_Data excerpts_.
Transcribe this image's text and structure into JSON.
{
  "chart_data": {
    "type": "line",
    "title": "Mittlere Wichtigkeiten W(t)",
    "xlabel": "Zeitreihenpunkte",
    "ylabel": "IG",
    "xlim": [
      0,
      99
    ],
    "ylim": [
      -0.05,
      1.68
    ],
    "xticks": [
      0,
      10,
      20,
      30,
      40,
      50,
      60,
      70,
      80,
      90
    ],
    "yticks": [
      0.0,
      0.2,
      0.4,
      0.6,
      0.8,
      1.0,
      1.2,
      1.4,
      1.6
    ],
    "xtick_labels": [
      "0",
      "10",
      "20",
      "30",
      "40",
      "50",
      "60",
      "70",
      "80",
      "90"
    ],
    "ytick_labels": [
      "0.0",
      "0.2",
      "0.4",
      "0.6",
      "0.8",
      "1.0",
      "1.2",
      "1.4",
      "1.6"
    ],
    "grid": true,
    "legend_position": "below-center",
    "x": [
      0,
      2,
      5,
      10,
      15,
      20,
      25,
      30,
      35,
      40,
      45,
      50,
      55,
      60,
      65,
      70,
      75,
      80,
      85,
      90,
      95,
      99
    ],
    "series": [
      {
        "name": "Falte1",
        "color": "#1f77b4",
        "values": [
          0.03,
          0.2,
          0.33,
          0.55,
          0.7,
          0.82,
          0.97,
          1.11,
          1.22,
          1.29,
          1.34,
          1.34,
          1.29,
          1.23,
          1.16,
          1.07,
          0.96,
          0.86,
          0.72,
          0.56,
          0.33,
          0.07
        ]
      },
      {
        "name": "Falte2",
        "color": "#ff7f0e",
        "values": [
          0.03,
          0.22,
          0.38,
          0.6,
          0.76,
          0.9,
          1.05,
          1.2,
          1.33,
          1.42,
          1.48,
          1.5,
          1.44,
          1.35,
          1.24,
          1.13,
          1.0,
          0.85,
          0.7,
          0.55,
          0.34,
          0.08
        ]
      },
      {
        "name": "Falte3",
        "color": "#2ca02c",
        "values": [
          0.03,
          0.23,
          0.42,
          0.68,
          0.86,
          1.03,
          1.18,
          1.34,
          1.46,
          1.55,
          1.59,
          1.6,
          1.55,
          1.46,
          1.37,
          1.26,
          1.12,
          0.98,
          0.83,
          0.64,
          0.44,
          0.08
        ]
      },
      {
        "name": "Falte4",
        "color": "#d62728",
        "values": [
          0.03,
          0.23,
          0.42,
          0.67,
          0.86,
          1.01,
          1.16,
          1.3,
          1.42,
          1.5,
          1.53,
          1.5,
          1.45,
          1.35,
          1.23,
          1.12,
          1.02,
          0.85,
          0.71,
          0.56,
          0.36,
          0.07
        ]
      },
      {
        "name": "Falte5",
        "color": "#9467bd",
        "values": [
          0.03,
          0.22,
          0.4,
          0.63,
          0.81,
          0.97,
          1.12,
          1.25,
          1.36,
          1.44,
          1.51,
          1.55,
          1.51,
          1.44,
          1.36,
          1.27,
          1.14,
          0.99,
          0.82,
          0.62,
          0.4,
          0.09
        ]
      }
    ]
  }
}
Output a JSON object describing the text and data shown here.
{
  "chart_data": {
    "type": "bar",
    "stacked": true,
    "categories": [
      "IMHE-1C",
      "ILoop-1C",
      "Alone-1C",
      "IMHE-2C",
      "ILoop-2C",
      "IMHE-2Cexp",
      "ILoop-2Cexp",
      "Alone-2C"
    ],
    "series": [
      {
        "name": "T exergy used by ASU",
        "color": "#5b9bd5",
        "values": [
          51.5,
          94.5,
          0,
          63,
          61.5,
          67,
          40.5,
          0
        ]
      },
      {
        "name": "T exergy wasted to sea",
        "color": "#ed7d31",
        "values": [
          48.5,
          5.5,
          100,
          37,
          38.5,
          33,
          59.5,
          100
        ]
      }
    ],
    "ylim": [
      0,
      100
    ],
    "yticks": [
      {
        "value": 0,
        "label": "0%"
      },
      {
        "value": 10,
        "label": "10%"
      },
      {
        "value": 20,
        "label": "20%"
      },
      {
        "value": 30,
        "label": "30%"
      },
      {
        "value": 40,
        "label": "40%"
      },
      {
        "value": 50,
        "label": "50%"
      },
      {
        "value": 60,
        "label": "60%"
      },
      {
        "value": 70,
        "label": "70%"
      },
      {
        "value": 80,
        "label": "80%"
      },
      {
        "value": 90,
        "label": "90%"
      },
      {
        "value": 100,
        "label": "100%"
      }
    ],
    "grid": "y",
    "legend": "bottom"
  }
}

_Set exercise_.
Give all of the entries again, word for word.

_Written solution_.
Transcribe this image's text and structure into JSON.
{
  "chart_data": {
    "type": "line",
    "title": "Mittlere Wichtigkeiten W(t)",
    "xlabel": "Zeitreihenpunkte",
    "ylabel": "IG",
    "xlim": [
      0,
      99
    ],
    "ylim": [
      -0.05,
      1.68
    ],
    "xticks": [
      0,
      10,
      20,
      30,
      40,
      50,
      60,
      70,
      80,
      90
    ],
    "yticks": [
      0.0,
      0.2,
      0.4,
      0.6,
      0.8,
      1.0,
      1.2,
      1.4,
      1.6
    ],
    "xtick_labels": [
      "0",
      "10",
      "20",
      "30",
      "40",
      "50",
      "60",
      "70",
      "80",
      "90"
    ],
    "ytick_labels": [
      "0.0",
      "0.2",
      "0.4",
      "0.6",
      "0.8",
      "1.0",
      "1.2",
      "1.4",
      "1.6"
    ],
    "grid": true,
    "legend_position": "below-center",
    "x": [
      0,
      2,
      5,
      10,
      15,
      20,
      25,
      30,
      35,
      40,
      45,
      50,
      55,
      60,
      65,
      70,
      75,
      80,
      85,
      90,
      95,
      99
    ],
    "series": [
      {
        "name": "Falte1",
        "color": "#1f77b4",
        "values": [
          0.03,
          0.2,
          0.33,
          0.55,
          0.7,
          0.82,
          0.97,
          1.11,
          1.22,
          1.29,
          1.34,
          1.34,
          1.29,
          1.23,
          1.16,
          1.07,
          0.96,
          0.86,
          0.72,
          0.56,
          0.33,
          0.07
        ]
      },
      {
        "name": "Falte2",
        "color": "#ff7f0e",
        "values": [
          0.03,
          0.22,
          0.38,
          0.6,
          0.76,
          0.9,
          1.05,
          1.2,
          1.33,
          1.42,
          1.48,
          1.5,
          1.44,
          1.35,
          1.24,
          1.13,
          1.0,
          0.85,
          0.7,
          0.55,
          0.34,
          0.08
        ]
      },
      {
        "name": "Falte3",
        "color": "#2ca02c",
        "values": [
          0.03,
          0.23,
          0.42,
          0.68,
          0.86,
          1.03,
          1.18,
          1.34,
          1.46,
          1.55,
          1.59,
          1.6,
          1.55,
          1.46,
          1.37,
          1.26,
          1.12,
          0.98,
          0.83,
          0.64,
          0.44,
          0.08
        ]
      },
      {
        "name": "Falte4",
        "color": "#d62728",
        "values": [
          0.03,
          0.23,
          0.42,
          0.67,
          0.86,
          1.01,
          1.16,
          1.3,
          1.42,
          1.5,
          1.53,
          1.5,
          1.45,
          1.35,
          1.23,
          1.12,
          1.02,
          0.85,
          0.71,
          0.56,
          0.36,
          0.07
        ]
      },
      {
        "name": "Falte5",
        "color": "#9467bd",
        "values": [
          0.03,
          0.22,
          0.4,
          0.63,
          0.81,
          0.97,
          1.12,
          1.25,
          1.36,
          1.44,
          1.51,
          1.55,
          1.51,
          1.44,
          1.36,
          1.27,
          1.14,
          0.99,
          0.82,
          0.62,
          0.4,
          0.09
        ]
      }
    ]
  }
}
Output a JSON object describing the text and data shown here.
{
  "chart_data": {
    "type": "bar",
    "stacked": true,
    "categories": [
      "IMHE-1C",
      "ILoop-1C",
      "Alone-1C",
      "IMHE-2C",
      "ILoop-2C",
      "IMHE-2Cexp",
      "ILoop-2Cexp",
      "Alone-2C"
    ],
    "series": [
      {
        "name": "T exergy used by ASU",
        "color": "#5b9bd5",
        "values": [
          51.5,
          94.5,
          0,
          63,
          61.5,
          67,
          40.5,
          0
        ]
      },
      {
        "name": "T exergy wasted to sea",
        "color": "#ed7d31",
        "values": [
          48.5,
          5.5,
          100,
          37,
          38.5,
          33,
          59.5,
          100
        ]
      }
    ],
    "ylim": [
      0,
      100
    ],
    "yticks": [
      {
        "value": 0,
        "label": "0%"
      },
      {
        "value": 10,
        "label": "10%"
      },
      {
        "value": 20,
        "label": "20%"
      },
      {
        "value": 30,
        "label": "30%"
      },
      {
        "value": 40,
        "label": "40%"
      },
      {
        "value": 50,
        "label": "50%"
      },
      {
        "value": 60,
        "label": "60%"
      },
      {
        "value": 70,
        "label": "70%"
      },
      {
        "value": 80,
        "label": "80%"
      },
      {
        "value": 90,
        "label": "90%"
      },
      {
        "value": 100,
        "label": "100%"
      }
    ],
    "grid": "y",
    "legend": "bottom"
  }
}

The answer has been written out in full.